Written task: Each entry below should be echoed exactly, with pictures omitted.

Items from a data source:
--------

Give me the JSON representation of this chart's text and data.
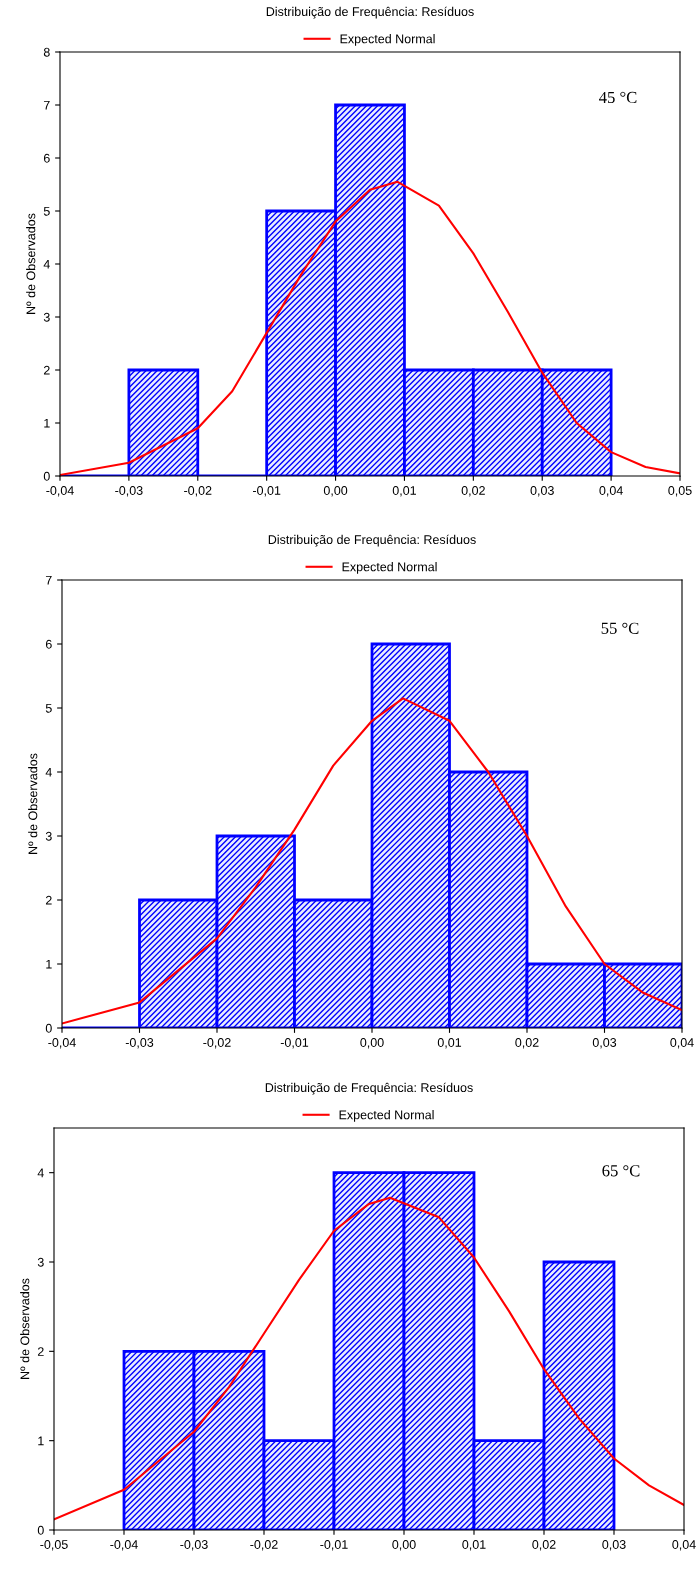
{
  "chart_data": [
    {
      "type": "histogram",
      "title": "Distribuição de Frequência: Resíduos",
      "ylabel": "Nº de Observados",
      "annotations": [
        "45 °C"
      ],
      "legend": "top",
      "grid": false,
      "color": "#0000ff",
      "bins": [
        -0.04,
        -0.03,
        -0.02,
        -0.01,
        0.0,
        0.01,
        0.02,
        0.03,
        0.04
      ],
      "values": [
        0,
        2,
        0,
        5,
        7,
        2,
        2,
        2
      ],
      "series": [
        {
          "name": "Expected Normal",
          "type": "line",
          "color": "#ff0000",
          "x": [
            -0.04,
            -0.03,
            -0.02,
            -0.015,
            -0.01,
            -0.005,
            0.0,
            0.005,
            0.009,
            0.015,
            0.02,
            0.025,
            0.03,
            0.035,
            0.04,
            0.045,
            0.05
          ],
          "values": [
            0.02,
            0.25,
            0.9,
            1.6,
            2.7,
            3.8,
            4.8,
            5.4,
            5.55,
            5.1,
            4.2,
            3.1,
            1.95,
            1.0,
            0.45,
            0.17,
            0.05
          ]
        }
      ],
      "xlim": [
        -0.04,
        0.05
      ],
      "xticks": [
        {
          "value": -0.04,
          "label": "-0,04"
        },
        {
          "value": -0.03,
          "label": "-0,03"
        },
        {
          "value": -0.02,
          "label": "-0,02"
        },
        {
          "value": -0.01,
          "label": "-0,01"
        },
        {
          "value": 0.0,
          "label": "0,00"
        },
        {
          "value": 0.01,
          "label": "0,01"
        },
        {
          "value": 0.02,
          "label": "0,02"
        },
        {
          "value": 0.03,
          "label": "0,03"
        },
        {
          "value": 0.04,
          "label": "0,04"
        },
        {
          "value": 0.05,
          "label": "0,05"
        }
      ],
      "ylim": [
        0,
        8
      ],
      "yticks": [
        0,
        1,
        2,
        3,
        4,
        5,
        6,
        7,
        8
      ]
    },
    {
      "type": "histogram",
      "title": "Distribuição de Frequência: Resíduos",
      "ylabel": "Nº de Observados",
      "annotations": [
        "55 °C"
      ],
      "legend": "top",
      "grid": false,
      "color": "#0000ff",
      "bins": [
        -0.04,
        -0.03,
        -0.02,
        -0.01,
        0.0,
        0.01,
        0.02,
        0.03,
        0.04
      ],
      "values": [
        0,
        2,
        3,
        2,
        6,
        4,
        1,
        1
      ],
      "series": [
        {
          "name": "Expected Normal",
          "type": "line",
          "color": "#ff0000",
          "x": [
            -0.04,
            -0.03,
            -0.02,
            -0.015,
            -0.01,
            -0.005,
            0.0,
            0.004,
            0.01,
            0.015,
            0.02,
            0.025,
            0.03,
            0.035,
            0.04
          ],
          "values": [
            0.07,
            0.4,
            1.4,
            2.2,
            3.1,
            4.1,
            4.8,
            5.15,
            4.8,
            4.0,
            3.0,
            1.9,
            1.0,
            0.55,
            0.28
          ]
        }
      ],
      "xlim": [
        -0.04,
        0.04
      ],
      "xticks": [
        {
          "value": -0.04,
          "label": "-0,04"
        },
        {
          "value": -0.03,
          "label": "-0,03"
        },
        {
          "value": -0.02,
          "label": "-0,02"
        },
        {
          "value": -0.01,
          "label": "-0,01"
        },
        {
          "value": 0.0,
          "label": "0,00"
        },
        {
          "value": 0.01,
          "label": "0,01"
        },
        {
          "value": 0.02,
          "label": "0,02"
        },
        {
          "value": 0.03,
          "label": "0,03"
        },
        {
          "value": 0.04,
          "label": "0,04"
        }
      ],
      "ylim": [
        0,
        7
      ],
      "yticks": [
        0,
        1,
        2,
        3,
        4,
        5,
        6,
        7
      ]
    },
    {
      "type": "histogram",
      "title": "Distribuição de Frequência: Resíduos",
      "ylabel": "Nº de Observados",
      "annotations": [
        "65 °C"
      ],
      "legend": "top",
      "grid": false,
      "color": "#0000ff",
      "bins": [
        -0.04,
        -0.03,
        -0.02,
        -0.01,
        0.0,
        0.01,
        0.02,
        0.03
      ],
      "values": [
        2,
        2,
        1,
        4,
        4,
        1,
        3
      ],
      "series": [
        {
          "name": "Expected Normal",
          "type": "line",
          "color": "#ff0000",
          "x": [
            -0.05,
            -0.04,
            -0.03,
            -0.025,
            -0.02,
            -0.015,
            -0.01,
            -0.005,
            -0.002,
            0.005,
            0.01,
            0.015,
            0.02,
            0.025,
            0.03,
            0.035,
            0.04
          ],
          "values": [
            0.12,
            0.45,
            1.1,
            1.6,
            2.2,
            2.8,
            3.35,
            3.65,
            3.72,
            3.5,
            3.05,
            2.45,
            1.8,
            1.25,
            0.8,
            0.5,
            0.28
          ]
        }
      ],
      "xlim": [
        -0.05,
        0.04
      ],
      "xticks": [
        {
          "value": -0.05,
          "label": "-0,05"
        },
        {
          "value": -0.04,
          "label": "-0,04"
        },
        {
          "value": -0.03,
          "label": "-0,03"
        },
        {
          "value": -0.02,
          "label": "-0,02"
        },
        {
          "value": -0.01,
          "label": "-0,01"
        },
        {
          "value": 0.0,
          "label": "0,00"
        },
        {
          "value": 0.01,
          "label": "0,01"
        },
        {
          "value": 0.02,
          "label": "0,02"
        },
        {
          "value": 0.03,
          "label": "0,03"
        },
        {
          "value": 0.04,
          "label": "0,04"
        }
      ],
      "ylim": [
        0,
        4.5
      ],
      "yticks": [
        0,
        1,
        2,
        3,
        4
      ]
    }
  ]
}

--------

Final result:
Give me the JSON representation of this chart's text and data.
{
  "chart_data": [
    {
      "type": "histogram",
      "title": "Distribuição de Frequência: Resíduos",
      "ylabel": "Nº de Observados",
      "annotations": [
        "45 °C"
      ],
      "legend": "top",
      "grid": false,
      "color": "#0000ff",
      "bins": [
        -0.04,
        -0.03,
        -0.02,
        -0.01,
        0.0,
        0.01,
        0.02,
        0.03,
        0.04
      ],
      "values": [
        0,
        2,
        0,
        5,
        7,
        2,
        2,
        2
      ],
      "series": [
        {
          "name": "Expected Normal",
          "type": "line",
          "color": "#ff0000",
          "x": [
            -0.04,
            -0.03,
            -0.02,
            -0.015,
            -0.01,
            -0.005,
            0.0,
            0.005,
            0.009,
            0.015,
            0.02,
            0.025,
            0.03,
            0.035,
            0.04,
            0.045,
            0.05
          ],
          "values": [
            0.02,
            0.25,
            0.9,
            1.6,
            2.7,
            3.8,
            4.8,
            5.4,
            5.55,
            5.1,
            4.2,
            3.1,
            1.95,
            1.0,
            0.45,
            0.17,
            0.05
          ]
        }
      ],
      "xlim": [
        -0.04,
        0.05
      ],
      "xticks": [
        {
          "value": -0.04,
          "label": "-0,04"
        },
        {
          "value": -0.03,
          "label": "-0,03"
        },
        {
          "value": -0.02,
          "label": "-0,02"
        },
        {
          "value": -0.01,
          "label": "-0,01"
        },
        {
          "value": 0.0,
          "label": "0,00"
        },
        {
          "value": 0.01,
          "label": "0,01"
        },
        {
          "value": 0.02,
          "label": "0,02"
        },
        {
          "value": 0.03,
          "label": "0,03"
        },
        {
          "value": 0.04,
          "label": "0,04"
        },
        {
          "value": 0.05,
          "label": "0,05"
        }
      ],
      "ylim": [
        0,
        8
      ],
      "yticks": [
        0,
        1,
        2,
        3,
        4,
        5,
        6,
        7,
        8
      ]
    },
    {
      "type": "histogram",
      "title": "Distribuição de Frequência: Resíduos",
      "ylabel": "Nº de Observados",
      "annotations": [
        "55 °C"
      ],
      "legend": "top",
      "grid": false,
      "color": "#0000ff",
      "bins": [
        -0.04,
        -0.03,
        -0.02,
        -0.01,
        0.0,
        0.01,
        0.02,
        0.03,
        0.04
      ],
      "values": [
        0,
        2,
        3,
        2,
        6,
        4,
        1,
        1
      ],
      "series": [
        {
          "name": "Expected Normal",
          "type": "line",
          "color": "#ff0000",
          "x": [
            -0.04,
            -0.03,
            -0.02,
            -0.015,
            -0.01,
            -0.005,
            0.0,
            0.004,
            0.01,
            0.015,
            0.02,
            0.025,
            0.03,
            0.035,
            0.04
          ],
          "values": [
            0.07,
            0.4,
            1.4,
            2.2,
            3.1,
            4.1,
            4.8,
            5.15,
            4.8,
            4.0,
            3.0,
            1.9,
            1.0,
            0.55,
            0.28
          ]
        }
      ],
      "xlim": [
        -0.04,
        0.04
      ],
      "xticks": [
        {
          "value": -0.04,
          "label": "-0,04"
        },
        {
          "value": -0.03,
          "label": "-0,03"
        },
        {
          "value": -0.02,
          "label": "-0,02"
        },
        {
          "value": -0.01,
          "label": "-0,01"
        },
        {
          "value": 0.0,
          "label": "0,00"
        },
        {
          "value": 0.01,
          "label": "0,01"
        },
        {
          "value": 0.02,
          "label": "0,02"
        },
        {
          "value": 0.03,
          "label": "0,03"
        },
        {
          "value": 0.04,
          "label": "0,04"
        }
      ],
      "ylim": [
        0,
        7
      ],
      "yticks": [
        0,
        1,
        2,
        3,
        4,
        5,
        6,
        7
      ]
    },
    {
      "type": "histogram",
      "title": "Distribuição de Frequência: Resíduos",
      "ylabel": "Nº de Observados",
      "annotations": [
        "65 °C"
      ],
      "legend": "top",
      "grid": false,
      "color": "#0000ff",
      "bins": [
        -0.04,
        -0.03,
        -0.02,
        -0.01,
        0.0,
        0.01,
        0.02,
        0.03
      ],
      "values": [
        2,
        2,
        1,
        4,
        4,
        1,
        3
      ],
      "series": [
        {
          "name": "Expected Normal",
          "type": "line",
          "color": "#ff0000",
          "x": [
            -0.05,
            -0.04,
            -0.03,
            -0.025,
            -0.02,
            -0.015,
            -0.01,
            -0.005,
            -0.002,
            0.005,
            0.01,
            0.015,
            0.02,
            0.025,
            0.03,
            0.035,
            0.04
          ],
          "values": [
            0.12,
            0.45,
            1.1,
            1.6,
            2.2,
            2.8,
            3.35,
            3.65,
            3.72,
            3.5,
            3.05,
            2.45,
            1.8,
            1.25,
            0.8,
            0.5,
            0.28
          ]
        }
      ],
      "xlim": [
        -0.05,
        0.04
      ],
      "xticks": [
        {
          "value": -0.05,
          "label": "-0,05"
        },
        {
          "value": -0.04,
          "label": "-0,04"
        },
        {
          "value": -0.03,
          "label": "-0,03"
        },
        {
          "value": -0.02,
          "label": "-0,02"
        },
        {
          "value": -0.01,
          "label": "-0,01"
        },
        {
          "value": 0.0,
          "label": "0,00"
        },
        {
          "value": 0.01,
          "label": "0,01"
        },
        {
          "value": 0.02,
          "label": "0,02"
        },
        {
          "value": 0.03,
          "label": "0,03"
        },
        {
          "value": 0.04,
          "label": "0,04"
        }
      ],
      "ylim": [
        0,
        4.5
      ],
      "yticks": [
        0,
        1,
        2,
        3,
        4
      ]
    }
  ]
}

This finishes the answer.